(Extracted data entries)
* begin *

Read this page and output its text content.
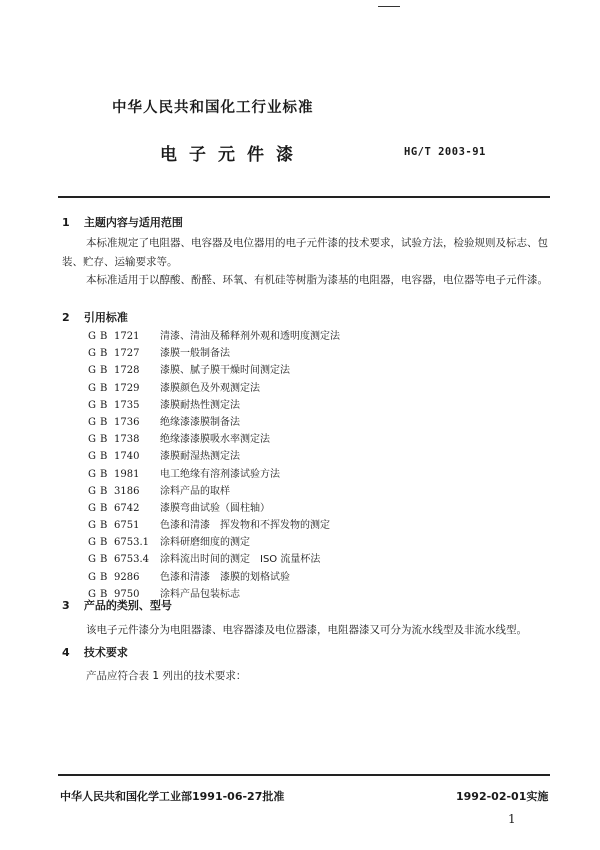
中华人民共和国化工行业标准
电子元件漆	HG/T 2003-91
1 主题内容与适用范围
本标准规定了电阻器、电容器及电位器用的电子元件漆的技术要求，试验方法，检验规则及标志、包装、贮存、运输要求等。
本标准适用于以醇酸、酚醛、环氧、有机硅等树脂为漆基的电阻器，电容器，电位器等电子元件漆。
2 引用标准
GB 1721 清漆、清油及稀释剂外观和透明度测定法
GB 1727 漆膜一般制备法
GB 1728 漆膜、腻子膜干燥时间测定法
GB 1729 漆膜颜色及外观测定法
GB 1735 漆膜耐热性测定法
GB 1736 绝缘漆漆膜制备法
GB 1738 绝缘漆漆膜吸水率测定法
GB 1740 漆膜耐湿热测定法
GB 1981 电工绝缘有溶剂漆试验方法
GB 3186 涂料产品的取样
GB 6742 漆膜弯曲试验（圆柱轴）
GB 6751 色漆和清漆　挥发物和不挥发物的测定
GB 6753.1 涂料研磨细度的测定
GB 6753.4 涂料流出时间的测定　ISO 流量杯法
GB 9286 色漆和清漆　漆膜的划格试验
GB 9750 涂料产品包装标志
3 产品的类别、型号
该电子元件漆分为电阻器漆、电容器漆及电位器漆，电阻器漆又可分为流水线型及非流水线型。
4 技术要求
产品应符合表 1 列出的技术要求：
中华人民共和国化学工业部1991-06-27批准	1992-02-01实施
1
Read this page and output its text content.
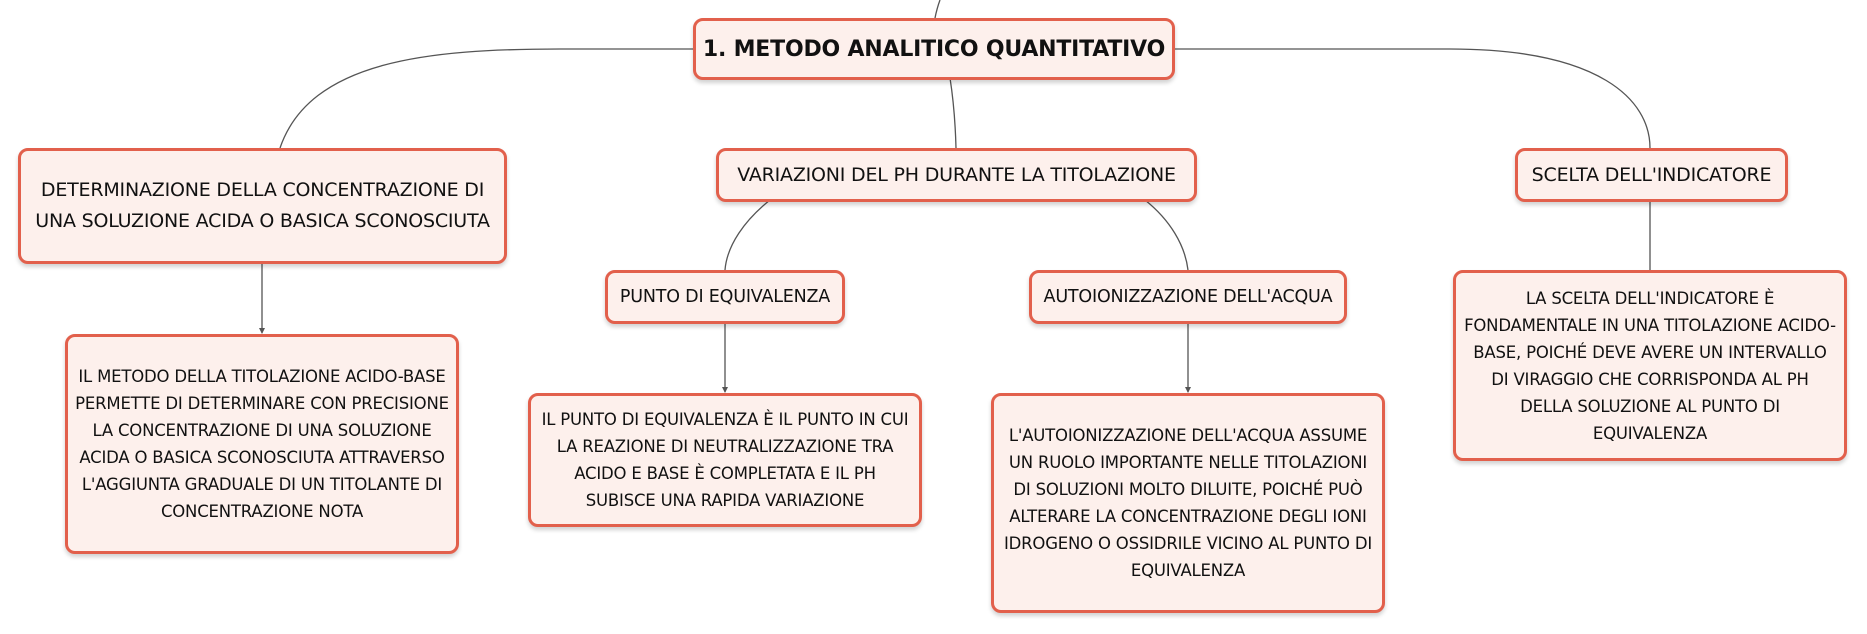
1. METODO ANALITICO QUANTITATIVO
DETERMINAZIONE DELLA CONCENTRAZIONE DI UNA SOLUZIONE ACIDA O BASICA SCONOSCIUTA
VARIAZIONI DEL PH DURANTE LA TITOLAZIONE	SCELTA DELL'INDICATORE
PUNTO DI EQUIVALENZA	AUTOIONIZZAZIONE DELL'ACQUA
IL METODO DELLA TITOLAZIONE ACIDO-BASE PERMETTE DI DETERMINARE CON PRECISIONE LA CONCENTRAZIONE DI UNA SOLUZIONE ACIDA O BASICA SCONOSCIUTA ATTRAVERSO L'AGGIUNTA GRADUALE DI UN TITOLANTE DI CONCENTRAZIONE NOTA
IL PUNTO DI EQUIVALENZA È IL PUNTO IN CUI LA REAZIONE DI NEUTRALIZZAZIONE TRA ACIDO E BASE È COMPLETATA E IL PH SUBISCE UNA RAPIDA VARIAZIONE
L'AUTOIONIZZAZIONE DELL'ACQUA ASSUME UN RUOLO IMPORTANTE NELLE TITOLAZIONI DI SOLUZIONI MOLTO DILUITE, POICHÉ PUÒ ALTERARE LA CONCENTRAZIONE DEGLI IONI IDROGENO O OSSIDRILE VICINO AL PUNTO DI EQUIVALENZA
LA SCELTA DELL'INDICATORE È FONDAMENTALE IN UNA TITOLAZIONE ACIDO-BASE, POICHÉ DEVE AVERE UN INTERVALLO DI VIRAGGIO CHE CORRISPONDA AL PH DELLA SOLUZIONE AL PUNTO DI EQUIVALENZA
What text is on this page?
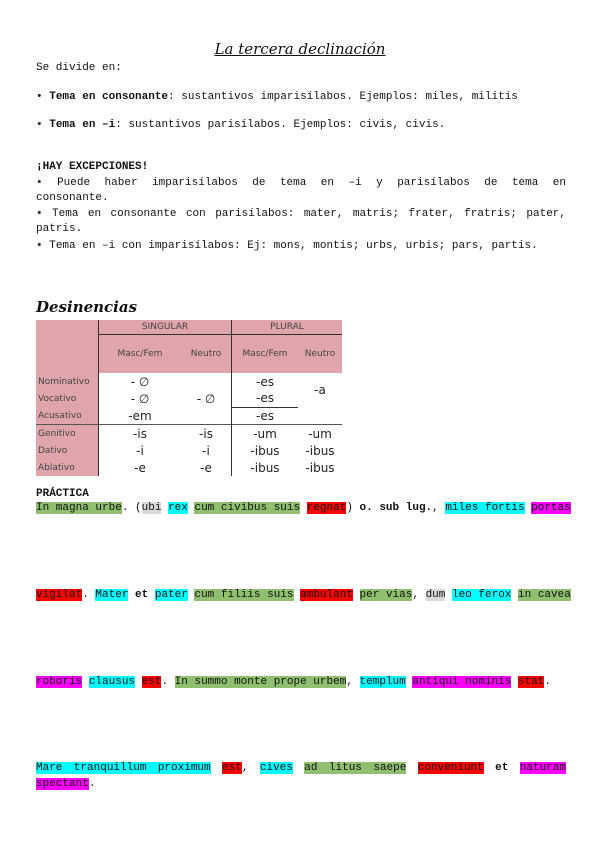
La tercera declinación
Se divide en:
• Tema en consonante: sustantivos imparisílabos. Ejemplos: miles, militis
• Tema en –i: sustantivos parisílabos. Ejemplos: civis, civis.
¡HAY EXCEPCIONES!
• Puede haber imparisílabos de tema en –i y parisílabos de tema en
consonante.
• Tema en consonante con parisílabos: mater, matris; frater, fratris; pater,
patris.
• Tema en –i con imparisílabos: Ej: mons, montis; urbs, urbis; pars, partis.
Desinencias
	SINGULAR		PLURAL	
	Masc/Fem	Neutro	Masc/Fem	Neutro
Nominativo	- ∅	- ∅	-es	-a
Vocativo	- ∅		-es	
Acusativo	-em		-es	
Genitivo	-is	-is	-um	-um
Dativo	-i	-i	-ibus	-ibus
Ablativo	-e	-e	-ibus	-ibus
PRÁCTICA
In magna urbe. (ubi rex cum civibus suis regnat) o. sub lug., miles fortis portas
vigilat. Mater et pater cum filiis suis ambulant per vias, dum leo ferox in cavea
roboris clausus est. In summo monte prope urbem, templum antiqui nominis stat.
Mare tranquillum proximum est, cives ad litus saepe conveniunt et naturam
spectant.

* end *
* begin *

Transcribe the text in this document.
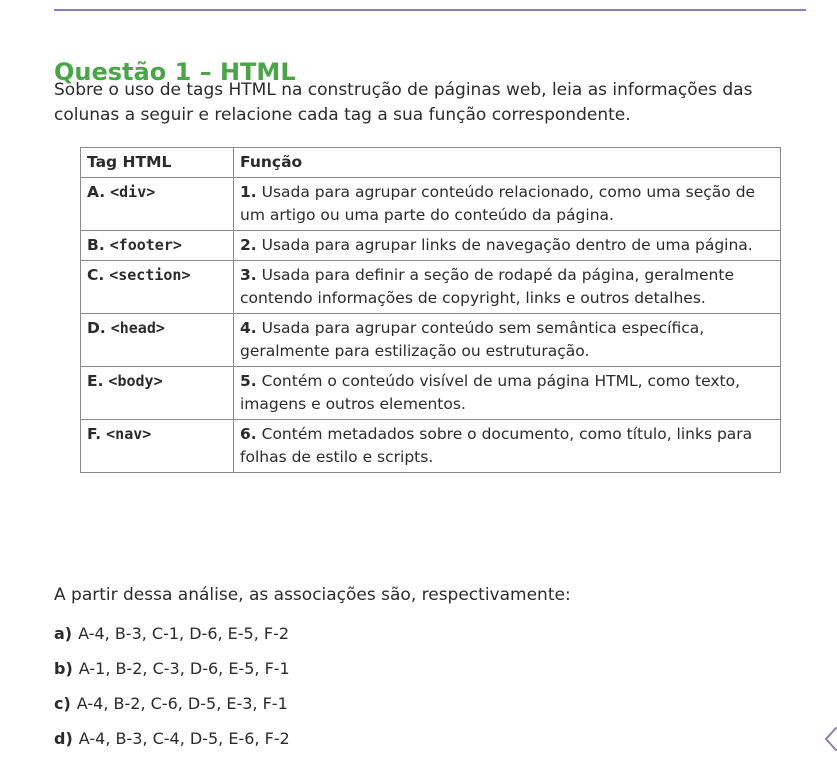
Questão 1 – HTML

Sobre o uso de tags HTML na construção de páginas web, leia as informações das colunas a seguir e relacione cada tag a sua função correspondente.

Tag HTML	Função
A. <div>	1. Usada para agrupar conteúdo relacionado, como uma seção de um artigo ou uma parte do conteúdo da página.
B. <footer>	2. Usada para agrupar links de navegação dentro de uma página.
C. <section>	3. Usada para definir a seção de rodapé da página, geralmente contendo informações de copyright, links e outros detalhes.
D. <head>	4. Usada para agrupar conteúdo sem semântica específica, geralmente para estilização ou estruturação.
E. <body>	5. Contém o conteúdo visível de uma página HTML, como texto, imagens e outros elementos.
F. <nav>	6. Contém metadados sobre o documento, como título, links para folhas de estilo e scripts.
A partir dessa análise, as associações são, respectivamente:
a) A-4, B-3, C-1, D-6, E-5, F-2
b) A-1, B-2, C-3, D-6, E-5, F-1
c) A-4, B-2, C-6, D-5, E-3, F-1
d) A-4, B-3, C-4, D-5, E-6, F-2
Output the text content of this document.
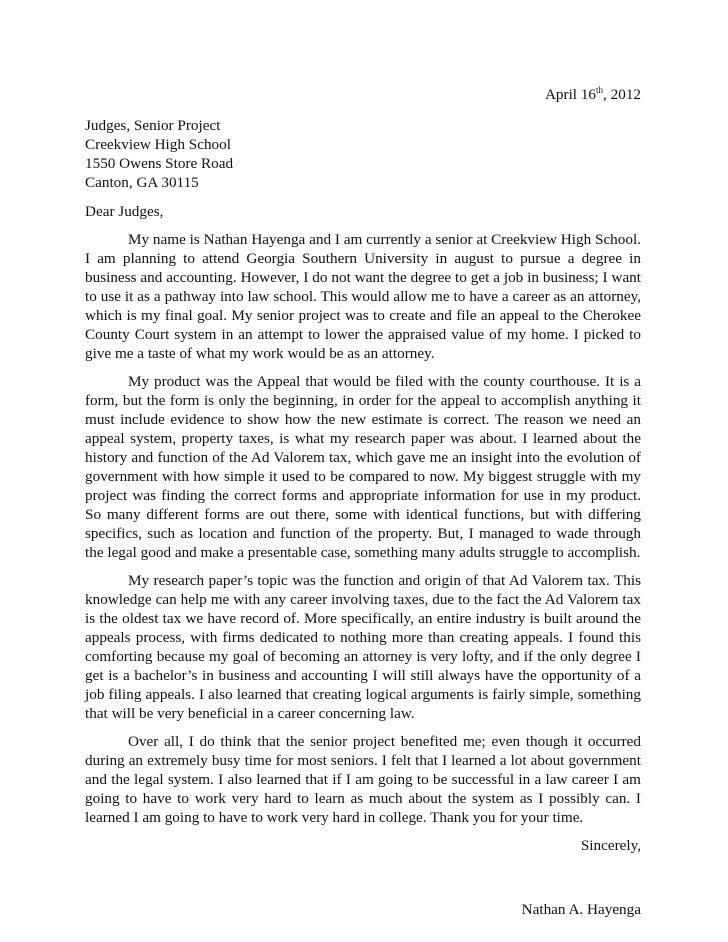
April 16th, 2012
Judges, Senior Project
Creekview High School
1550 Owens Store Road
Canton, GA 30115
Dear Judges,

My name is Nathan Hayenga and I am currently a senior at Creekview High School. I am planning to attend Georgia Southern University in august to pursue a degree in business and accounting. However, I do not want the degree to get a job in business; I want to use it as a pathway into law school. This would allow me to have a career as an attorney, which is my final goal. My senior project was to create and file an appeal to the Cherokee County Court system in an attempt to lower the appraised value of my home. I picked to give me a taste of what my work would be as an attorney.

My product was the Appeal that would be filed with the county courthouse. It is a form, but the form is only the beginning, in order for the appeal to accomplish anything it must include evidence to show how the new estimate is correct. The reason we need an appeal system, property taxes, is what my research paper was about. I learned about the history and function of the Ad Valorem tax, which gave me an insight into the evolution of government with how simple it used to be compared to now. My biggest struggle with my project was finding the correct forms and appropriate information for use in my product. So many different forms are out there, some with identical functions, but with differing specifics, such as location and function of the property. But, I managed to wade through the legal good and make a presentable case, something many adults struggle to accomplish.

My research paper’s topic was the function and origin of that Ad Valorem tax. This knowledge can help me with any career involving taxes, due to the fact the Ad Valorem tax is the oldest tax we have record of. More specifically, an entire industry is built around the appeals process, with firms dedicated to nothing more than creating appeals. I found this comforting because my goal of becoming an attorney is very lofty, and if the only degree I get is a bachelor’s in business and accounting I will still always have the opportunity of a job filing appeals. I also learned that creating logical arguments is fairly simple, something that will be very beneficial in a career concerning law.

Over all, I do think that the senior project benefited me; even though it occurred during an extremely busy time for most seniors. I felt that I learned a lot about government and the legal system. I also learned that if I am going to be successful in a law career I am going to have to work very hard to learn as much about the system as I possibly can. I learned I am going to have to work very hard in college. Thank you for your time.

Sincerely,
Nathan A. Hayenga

* end *

■ **INSTRUCTION**: For this exercise, gather every line of the data that contains the word "outros".

■ **CORRECT ANSWER**:
C. <section>	3. Usada para definir a seção de rodapé da página, geralmente contendo informações de copyright, links e outros detalhes.
E. <body>	5. Contém o conteúdo visível de uma página HTML, como texto, imagens e outros elementos.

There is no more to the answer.